RECORDED DATA:

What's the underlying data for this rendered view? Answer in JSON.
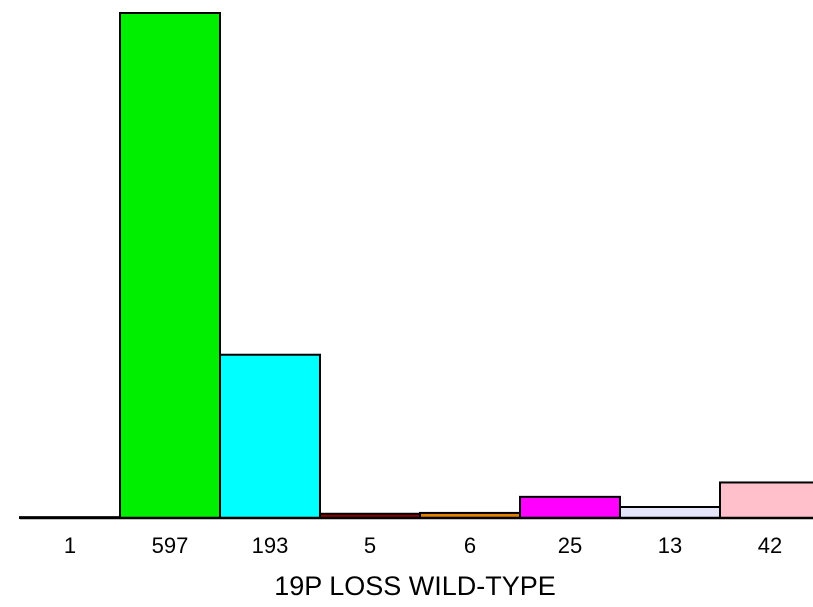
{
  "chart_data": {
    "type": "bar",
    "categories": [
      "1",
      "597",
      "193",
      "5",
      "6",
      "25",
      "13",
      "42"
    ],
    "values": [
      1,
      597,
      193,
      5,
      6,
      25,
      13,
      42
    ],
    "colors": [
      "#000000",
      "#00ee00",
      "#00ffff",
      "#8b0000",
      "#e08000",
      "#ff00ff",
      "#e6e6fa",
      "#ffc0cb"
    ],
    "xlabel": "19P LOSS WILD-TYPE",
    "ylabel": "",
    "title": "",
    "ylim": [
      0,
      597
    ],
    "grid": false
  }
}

TO BE DONE: Each record above must be returned exactly as written, with its pictures omitted.

WRITTEN ANSWER:
What's the underlying data for this rendered view? Answer in JSON.
{
  "chart_data": {
    "type": "bar",
    "categories": [
      "1",
      "597",
      "193",
      "5",
      "6",
      "25",
      "13",
      "42"
    ],
    "values": [
      1,
      597,
      193,
      5,
      6,
      25,
      13,
      42
    ],
    "colors": [
      "#000000",
      "#00ee00",
      "#00ffff",
      "#8b0000",
      "#e08000",
      "#ff00ff",
      "#e6e6fa",
      "#ffc0cb"
    ],
    "xlabel": "19P LOSS WILD-TYPE",
    "ylabel": "",
    "title": "",
    "ylim": [
      0,
      597
    ],
    "grid": false
  }
}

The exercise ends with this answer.